## Start PAGE

5. The Summary of Facts in respect of these offences reads to the following;


It is revealed that the Complainant is your wife and you are living together under one roof at No. 05, Guruwaiya Sreet, Lautoka, your family house. On the day of the incident you had come home around 4 p.m. drunk. The Complainant had questioned you as to whether you had gone to work on this day to which you had started swearing at the Complainant by uttering 'Mychod' meaning mother fucker and had replied that you had being drinking liquor at the ground. You had further argued with the Complainant as to why she questioned you on going to work which had led to a domestic dispute. You had thereby punched the on the ear of the Complainant and also had kicked her from behind which resulted in causing injuries to her. By these actions you had further breached the DVRO issued against you by the Lautoka MC under case no. 283/2011 dated 22/09/2011.


You had been arrested by police on the next date whereas you had to be locked up in the cell since you heavily smelt of liquor and thus had to allowed time to become normal prior to the interview. However, when interviewed under caution you had stated that you had being drunk and as such unaware of you actions.


6. Submissions in mitigation inter alia has prayed for not to record a conviction. There is no actual ground on which this plea is made apart from the statement "to allow him to rehabilitate and better his future". It is clear that the above is no formidable ground on which a court should consider not to record a conviction.


However, at least for future reference on this nature of an application, the court shall explore the legal boundaries of such application before moving on to decide a suitable sentence on you.
The application not to record a conviction shall be based on the provisions of section 16 of the Sentencing and Penalties Decree 2009. However it is interconnected with the range of sentencing orders a court can make under section 15 of the Decree. I shall reproduce here both the sections for the sake of clarity.


Section 15 of the Sentencing and Penalties Decree:


(1} If a court finds a person guilty of an offence, it may, subject to any specific provision relating to the offence, and subject to the provisions of this Decree-


(a) record a conviction and order that the offender serve a term of imprisonment;


(b) record a conviction and order that the offender serve a term of imprisonment partly in custody and partly in the community;


(c) record a conviction and make a drug treatment order in accordance with regulations made under section 30;


(d) record a conviction and order that the offender serve a term of imprisonment that is wholly or partly suspended;


(e) with or without recording a conviction, make an order for community work to be undertaken in accordance with the Community Work Act 1994 or for a probation order under the Probation of Offenders Act [Cap. 22];


(f) with or without recording a conviction, order the offender to pay a fine;


(g) record a conviction and order the release of the offender on the adjournment of the hearing, and subject to the offender complying with certain conditions determined by the court;


(h) record a conviction and order the discharge of the offender;


(i) without recording a conviction, order the release of the offender on the adjournment of the hearing, and subject to the offender complying with certain conditions determined by the court;


(j} without recording a conviction, order the dismissal of the charge; or


(k) impose any other sentence or make any other order that is authorized under this Decree or any other Act.

## End PAGE
## Start MATERIAL SHOWN

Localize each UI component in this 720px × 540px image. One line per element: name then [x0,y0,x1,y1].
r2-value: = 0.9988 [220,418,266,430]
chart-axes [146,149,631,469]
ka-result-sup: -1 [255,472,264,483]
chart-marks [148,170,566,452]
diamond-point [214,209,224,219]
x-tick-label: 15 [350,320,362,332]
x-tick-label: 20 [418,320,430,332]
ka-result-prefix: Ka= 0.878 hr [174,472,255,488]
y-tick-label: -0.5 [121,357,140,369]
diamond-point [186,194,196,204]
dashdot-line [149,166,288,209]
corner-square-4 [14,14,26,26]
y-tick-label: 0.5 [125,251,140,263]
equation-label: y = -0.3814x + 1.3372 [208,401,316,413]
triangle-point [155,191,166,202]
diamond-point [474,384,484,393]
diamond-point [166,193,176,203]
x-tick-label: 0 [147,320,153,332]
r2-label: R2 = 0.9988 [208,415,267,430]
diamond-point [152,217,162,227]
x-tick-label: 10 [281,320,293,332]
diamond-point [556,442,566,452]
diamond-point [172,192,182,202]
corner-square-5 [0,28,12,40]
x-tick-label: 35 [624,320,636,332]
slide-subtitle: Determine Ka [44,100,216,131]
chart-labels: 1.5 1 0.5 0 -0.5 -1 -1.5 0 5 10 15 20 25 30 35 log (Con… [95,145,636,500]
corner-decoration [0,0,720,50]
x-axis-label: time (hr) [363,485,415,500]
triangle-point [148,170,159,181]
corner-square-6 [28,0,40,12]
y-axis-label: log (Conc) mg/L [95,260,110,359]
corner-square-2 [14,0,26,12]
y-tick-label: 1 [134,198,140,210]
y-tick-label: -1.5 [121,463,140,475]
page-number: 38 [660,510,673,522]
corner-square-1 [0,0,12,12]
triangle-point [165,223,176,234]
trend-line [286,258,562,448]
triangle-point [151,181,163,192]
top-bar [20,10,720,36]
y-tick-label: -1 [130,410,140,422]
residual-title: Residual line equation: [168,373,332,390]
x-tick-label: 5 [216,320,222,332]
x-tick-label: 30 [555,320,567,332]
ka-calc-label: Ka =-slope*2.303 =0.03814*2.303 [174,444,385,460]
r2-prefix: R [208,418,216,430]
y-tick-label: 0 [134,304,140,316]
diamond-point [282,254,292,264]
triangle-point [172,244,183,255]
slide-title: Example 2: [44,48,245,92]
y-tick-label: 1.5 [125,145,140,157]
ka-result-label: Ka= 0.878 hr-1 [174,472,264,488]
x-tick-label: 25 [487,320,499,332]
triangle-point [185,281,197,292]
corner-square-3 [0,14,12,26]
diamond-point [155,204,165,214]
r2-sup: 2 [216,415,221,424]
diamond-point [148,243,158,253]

## End MATERIAL SHOWN

TASKS AND EXERCISES:
1 – List every Act or Decree that the sentencing excerpt names.
2 – Retype everything in the sentencing excerpt from "6. Submissions in" down to "consider not to record a conviction.".
The records have no connection to the sentencing excerpt.

SOLUTIONS PER TASK:
1 –
- Sentencing and Penalties Decree 2009
- Community Work Act 1994
- Probation of Offenders Act [Cap. 22]

2 –
6. Submissions in mitigation inter alia has prayed for not to record a conviction. There is no actual ground on which this plea is made apart from the statement "to allow him to rehabilitate and better his future". It is clear that the above is no formidable ground on which a court should consider not to record a conviction.